Text to read:
I hope your going to put some ply over that wooden frame on the top before you put the tank on there? If not the weight of the tank is only going to be across those beams and could well split the tank, as the weight wont be spread out.

Other than that, looking good. I love cinderblock stands


----------



## blantwon (Oct 20, 2004)

if i were you i would go ahead and nail/screw those 2x4s together so they dont move on you when you are putting the tank on. you also might want to anchor the wood to the cinderblocks, again to prevent any sliding while you are setting the tank on top.


----------



## Cobra (Sep 25, 2004)

can some one answer my question about the bloks crumbling caus of humidity that i asked earlier?


----------



## illnino (Mar 6, 2004)

CraigStables said:


> I hope your going to put some ply over that wooden frame on the top before you put the tank on there? If not the weight of the tank is only going to be across those beams and could well split the tank, as the weight wont be spread out.

Data shown:
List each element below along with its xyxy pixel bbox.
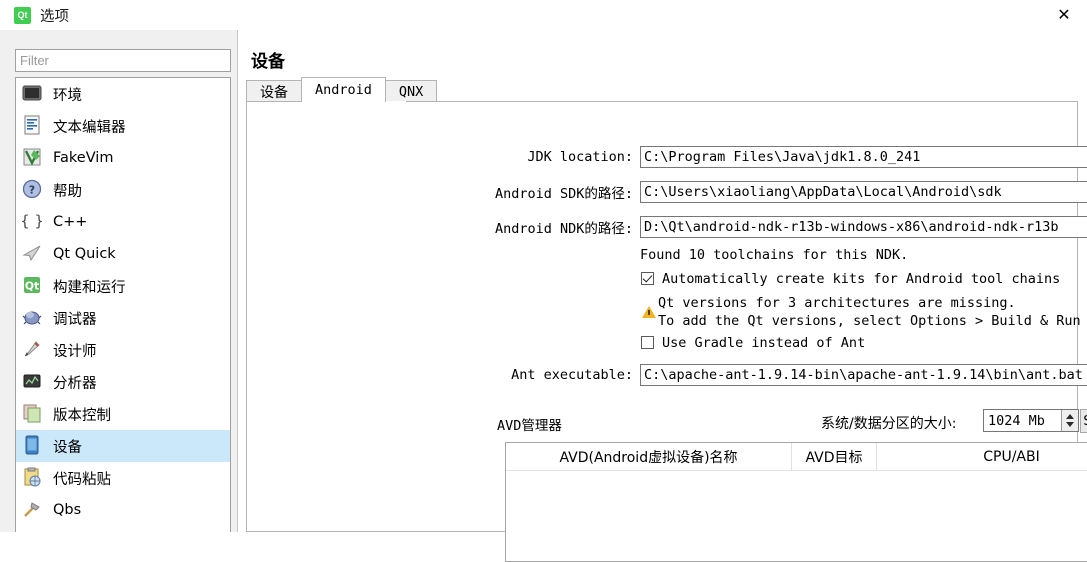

Instructions:
a – In the cinderblock tank stand thread, what does blantwon say to do with the 2x4s?
b – Go on with the forum thread about the cinderblock tank stand, picking up after its last line.

Responses:
a – Nail or screw them together so they don't move while the tank is being put on.

b –
> 
> Other than that, looking good. I love cinderblock stands


 it will defenitally be spread out enough asit is, trust me, i bought a stand from walmart for my 55g, all it has that is touching the tank bottom is 3 beams 13" long and .75" wide. and i never had a problem

i painted it black today, took a while but it looks great. will get pics up when i get my tank on friday, pics may be up as late as sat. but it will be the greatest


----------



## CraigStables (Oct 5, 2003)

illnino said:


> CraigStables said:
> 
> 
> > I hope your going to put some ply over that wooden frame on the top before you put the tank on there? If not the weight of the tank is only going to be across those beams and could well split the tank, as the weight wont be spread out.
> ...


 a 55 isnt a 125 though, it weights ALOT more. I would seriosuly consider putting some plywood over it, as 125 G of water over your floor is not worth the $20 it would cost for the plywood!


----------



## illnino (Mar 6, 2004)

look at other peoples diy stands... having 2 horizontal and 6 verticle 2x4's is more than enough. ive much worse. even if i did throw a board over it, it wouldnt have even weight on the places with out a 2x4 under it as a spot with a 2x4 under it.


----------



## CraigStables (Oct 5, 2003)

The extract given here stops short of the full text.